■ **What you are asked to do**
Find every line with the word "name" and report how many there are, without any other text.

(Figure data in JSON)
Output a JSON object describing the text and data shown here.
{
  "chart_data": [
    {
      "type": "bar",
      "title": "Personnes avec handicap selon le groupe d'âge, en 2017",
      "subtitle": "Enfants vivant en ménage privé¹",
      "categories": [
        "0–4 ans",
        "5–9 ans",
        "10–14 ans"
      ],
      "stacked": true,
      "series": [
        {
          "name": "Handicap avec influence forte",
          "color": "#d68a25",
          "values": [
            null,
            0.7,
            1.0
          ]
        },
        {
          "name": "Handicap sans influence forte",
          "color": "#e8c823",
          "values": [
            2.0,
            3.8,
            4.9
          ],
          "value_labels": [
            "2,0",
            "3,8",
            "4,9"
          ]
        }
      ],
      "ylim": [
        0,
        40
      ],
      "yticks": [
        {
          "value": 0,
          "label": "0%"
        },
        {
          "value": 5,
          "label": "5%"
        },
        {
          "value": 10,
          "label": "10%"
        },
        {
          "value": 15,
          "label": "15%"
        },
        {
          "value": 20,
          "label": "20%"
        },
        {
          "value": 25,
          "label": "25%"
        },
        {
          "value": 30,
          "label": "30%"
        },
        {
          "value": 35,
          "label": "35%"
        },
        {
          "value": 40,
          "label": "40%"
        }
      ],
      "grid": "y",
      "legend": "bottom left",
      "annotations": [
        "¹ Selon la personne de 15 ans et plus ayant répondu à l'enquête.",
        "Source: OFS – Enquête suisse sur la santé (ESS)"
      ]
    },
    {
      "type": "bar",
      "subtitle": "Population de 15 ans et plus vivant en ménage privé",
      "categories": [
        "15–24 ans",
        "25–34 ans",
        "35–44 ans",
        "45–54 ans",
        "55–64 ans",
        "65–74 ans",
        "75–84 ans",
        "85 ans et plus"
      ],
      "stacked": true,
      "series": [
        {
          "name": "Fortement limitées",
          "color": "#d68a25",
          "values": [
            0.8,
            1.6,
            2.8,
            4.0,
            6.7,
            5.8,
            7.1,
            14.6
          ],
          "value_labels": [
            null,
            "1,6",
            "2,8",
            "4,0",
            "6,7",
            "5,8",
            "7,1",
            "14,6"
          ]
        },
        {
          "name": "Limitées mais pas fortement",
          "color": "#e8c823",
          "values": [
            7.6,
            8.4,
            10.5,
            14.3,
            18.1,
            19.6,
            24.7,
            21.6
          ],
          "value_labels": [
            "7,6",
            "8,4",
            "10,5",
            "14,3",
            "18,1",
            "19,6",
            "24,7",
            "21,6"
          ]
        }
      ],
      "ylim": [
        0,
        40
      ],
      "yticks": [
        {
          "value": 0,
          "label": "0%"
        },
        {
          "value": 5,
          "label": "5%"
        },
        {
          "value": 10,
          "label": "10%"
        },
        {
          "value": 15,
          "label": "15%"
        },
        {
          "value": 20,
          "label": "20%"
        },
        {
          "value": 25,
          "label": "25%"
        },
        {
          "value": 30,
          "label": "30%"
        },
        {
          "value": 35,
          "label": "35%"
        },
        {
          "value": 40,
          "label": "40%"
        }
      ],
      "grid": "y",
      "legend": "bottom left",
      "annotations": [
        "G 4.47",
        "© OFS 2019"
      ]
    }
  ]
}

■ **Correct answer**
4